## Consigna 1
Según el texto sobre el lunfardo, ¿en qué año señaló Mario Teruggi en su Panorama del lunfardo que este se había convertido en un argot nacional?
## Consigna 2
Transcribe literalmente el texto sobre el lunfardo, todo lo que va desde "Pero muchos vocablos" hasta "la tapa, etc.".
## Consigna 3
Continúa el texto sobre el lunfardo a partir de su última oración.

## Texto de lectura
============
Pero muchos vocablos y locuciones del antiguo lunfardo sobrevivieron y los seguimos usando 130 o 140 años después. Eso sucede con tano, laburar, afanar, gil, marote, chumbo, quilombo, romper los quinotos, tirar manteca al techo, mandar en cana, poner la tapa, etc.
Nuestro lunfardo –que nunca fue de naturaleza delictiva, como todavía sostiene mucha gente de modo erróneo– hace varias décadas que ha superado los límites físicos de la región rioplatense para convertirse en un argot nacional, algo que ya señaló Mario Teruggi en su Panorama del lunfardo en 1974. El modo de comprobarlo, sin ser científicamente validable, fue muy eficaz. Según cuenta en su libro, una noche de 1966 se había tomado el trabajo de anotar por media hora los lunfardismos usados en un programa cómico. Registró, por ejemplo, las palabras piña, colifato, garpar, yeta, bocho, mango y rascada y las expresiones estar cero al as, agarrar viaje y yugarla. La conclusión de este brillante lunfardólogo es que los telespectadores ni siquiera se daban cuenta de tal bombardeo de voces lunfardas, tan incorporadas estaban estas al lenguaje cotidiano. Según colige Teruggi, los argentinos de la década de 1970 recién estaban descubriendo que usaban lunfardismos sin pensarlo o que, si no los usaban, al menos sí los comprendían. Quiere decir que la competencia pasiva resulta prueba suficiente para validar la vigencia de nuestro argot.
============
## Datos de comprensión de documentos
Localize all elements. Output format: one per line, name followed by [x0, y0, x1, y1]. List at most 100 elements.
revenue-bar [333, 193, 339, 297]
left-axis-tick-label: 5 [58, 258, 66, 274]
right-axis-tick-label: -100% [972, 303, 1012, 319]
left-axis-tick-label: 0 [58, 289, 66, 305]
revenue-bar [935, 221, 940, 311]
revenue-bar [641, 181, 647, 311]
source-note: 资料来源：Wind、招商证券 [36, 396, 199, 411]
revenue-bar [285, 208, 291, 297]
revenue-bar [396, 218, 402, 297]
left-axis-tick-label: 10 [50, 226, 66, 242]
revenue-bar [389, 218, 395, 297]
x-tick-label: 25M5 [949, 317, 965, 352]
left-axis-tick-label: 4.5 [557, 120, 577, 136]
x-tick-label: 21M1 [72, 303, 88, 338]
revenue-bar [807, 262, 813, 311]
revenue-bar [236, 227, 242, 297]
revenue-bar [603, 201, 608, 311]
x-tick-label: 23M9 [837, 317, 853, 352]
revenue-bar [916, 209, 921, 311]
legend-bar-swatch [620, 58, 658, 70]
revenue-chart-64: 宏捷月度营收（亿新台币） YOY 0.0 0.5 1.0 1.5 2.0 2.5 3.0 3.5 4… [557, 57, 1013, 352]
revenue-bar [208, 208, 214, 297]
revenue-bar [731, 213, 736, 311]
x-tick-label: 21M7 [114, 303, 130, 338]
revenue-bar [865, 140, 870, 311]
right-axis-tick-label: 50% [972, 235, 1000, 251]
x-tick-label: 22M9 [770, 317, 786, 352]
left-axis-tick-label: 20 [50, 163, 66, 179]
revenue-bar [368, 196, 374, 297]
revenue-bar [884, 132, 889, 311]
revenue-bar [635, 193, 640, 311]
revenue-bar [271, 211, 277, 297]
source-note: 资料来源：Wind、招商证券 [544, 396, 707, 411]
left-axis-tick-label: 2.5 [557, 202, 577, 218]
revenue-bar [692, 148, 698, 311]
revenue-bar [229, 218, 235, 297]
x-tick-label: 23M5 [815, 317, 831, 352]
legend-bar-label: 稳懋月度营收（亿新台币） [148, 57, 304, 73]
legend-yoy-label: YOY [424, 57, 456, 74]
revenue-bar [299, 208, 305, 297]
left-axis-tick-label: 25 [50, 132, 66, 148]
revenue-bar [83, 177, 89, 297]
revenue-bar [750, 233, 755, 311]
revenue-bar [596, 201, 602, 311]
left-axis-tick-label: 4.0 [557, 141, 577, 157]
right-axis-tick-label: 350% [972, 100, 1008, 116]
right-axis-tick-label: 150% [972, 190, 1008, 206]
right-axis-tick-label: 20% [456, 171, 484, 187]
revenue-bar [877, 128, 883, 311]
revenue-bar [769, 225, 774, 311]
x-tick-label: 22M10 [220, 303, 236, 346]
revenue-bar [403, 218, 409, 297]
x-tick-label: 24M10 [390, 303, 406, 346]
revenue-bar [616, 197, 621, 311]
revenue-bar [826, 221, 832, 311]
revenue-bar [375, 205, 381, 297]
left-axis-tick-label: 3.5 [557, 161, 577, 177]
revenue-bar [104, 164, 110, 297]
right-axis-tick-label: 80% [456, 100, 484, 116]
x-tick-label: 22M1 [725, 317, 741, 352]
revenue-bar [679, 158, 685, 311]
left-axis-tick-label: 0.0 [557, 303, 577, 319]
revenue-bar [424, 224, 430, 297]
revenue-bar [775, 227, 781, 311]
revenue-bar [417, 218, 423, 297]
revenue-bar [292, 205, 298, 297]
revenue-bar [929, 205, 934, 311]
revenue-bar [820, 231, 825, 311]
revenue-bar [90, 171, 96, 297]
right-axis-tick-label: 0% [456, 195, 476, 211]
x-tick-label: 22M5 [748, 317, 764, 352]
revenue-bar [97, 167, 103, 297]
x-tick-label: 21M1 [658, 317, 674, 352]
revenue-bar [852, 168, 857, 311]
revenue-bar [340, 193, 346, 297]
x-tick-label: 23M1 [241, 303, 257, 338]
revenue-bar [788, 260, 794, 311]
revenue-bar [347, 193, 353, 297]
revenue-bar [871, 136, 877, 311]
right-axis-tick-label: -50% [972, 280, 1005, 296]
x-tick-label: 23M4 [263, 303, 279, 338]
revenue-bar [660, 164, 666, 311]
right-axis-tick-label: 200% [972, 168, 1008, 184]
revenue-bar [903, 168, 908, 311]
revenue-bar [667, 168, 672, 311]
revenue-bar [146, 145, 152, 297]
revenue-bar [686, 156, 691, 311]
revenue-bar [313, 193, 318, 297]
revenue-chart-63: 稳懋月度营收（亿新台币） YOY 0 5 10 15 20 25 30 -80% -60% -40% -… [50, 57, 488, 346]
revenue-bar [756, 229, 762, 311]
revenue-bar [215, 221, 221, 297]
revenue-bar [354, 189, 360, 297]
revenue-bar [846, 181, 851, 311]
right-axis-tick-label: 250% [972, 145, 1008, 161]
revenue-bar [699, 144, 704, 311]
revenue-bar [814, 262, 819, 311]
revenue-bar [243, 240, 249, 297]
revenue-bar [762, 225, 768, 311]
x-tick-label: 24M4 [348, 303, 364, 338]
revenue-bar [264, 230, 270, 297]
============
## Respuesta esperada 1
En 1974.

## Respuesta esperada 2
Pero muchos vocablos y locuciones del antiguo lunfardo sobrevivieron y los seguimos usando 130 o 140 años después. Eso sucede con tano, laburar, afanar, gil, marote, chumbo, quilombo, romper los quinotos, tirar manteca al techo, mandar en cana, poner la tapa, etc.

## Respuesta esperada 3
En las primeras décadas de su existencia, cuando era patrimonio casi exclusivo de los sectores postergados de la sociedad, servirse del lunfardo implicaba un tácito cuestionamiento al sistema, a las conductas sociales instituidas, que servía para mostrar resentimiento, enojo, ironía o burla. Hoy los lunfardismos ya no manifiestan unívocamente este uso. El usuario sabe que se dice “no te pases” pero elige decir no te sarpes, o sabe que se dice “paliza” pero prefiere marimba, o “policía” pero dice gorra. Quien selecciona uno o más lunfardismos para incluirlos en su discurso no ignora el vocablo de la lengua general. Al contrario, es consciente de la tensión jerárquica entre el español estándar y el lunfardo, así como también de que la elección de ese lunfardismo le permitirá expresar matices que jamás conseguiría transmitir si usara el vocablo de uso general o neutro. La fuerte carga connotativa de un argotismo (trucho por falso, tujes por suerte, capo por genio, forro por estúpido) no es algo que pueda encontrarse en los argentinismos “guitarreada” o “colectivo”, que aun cuando no se usan en España pertenecen de alguna manera al estándar.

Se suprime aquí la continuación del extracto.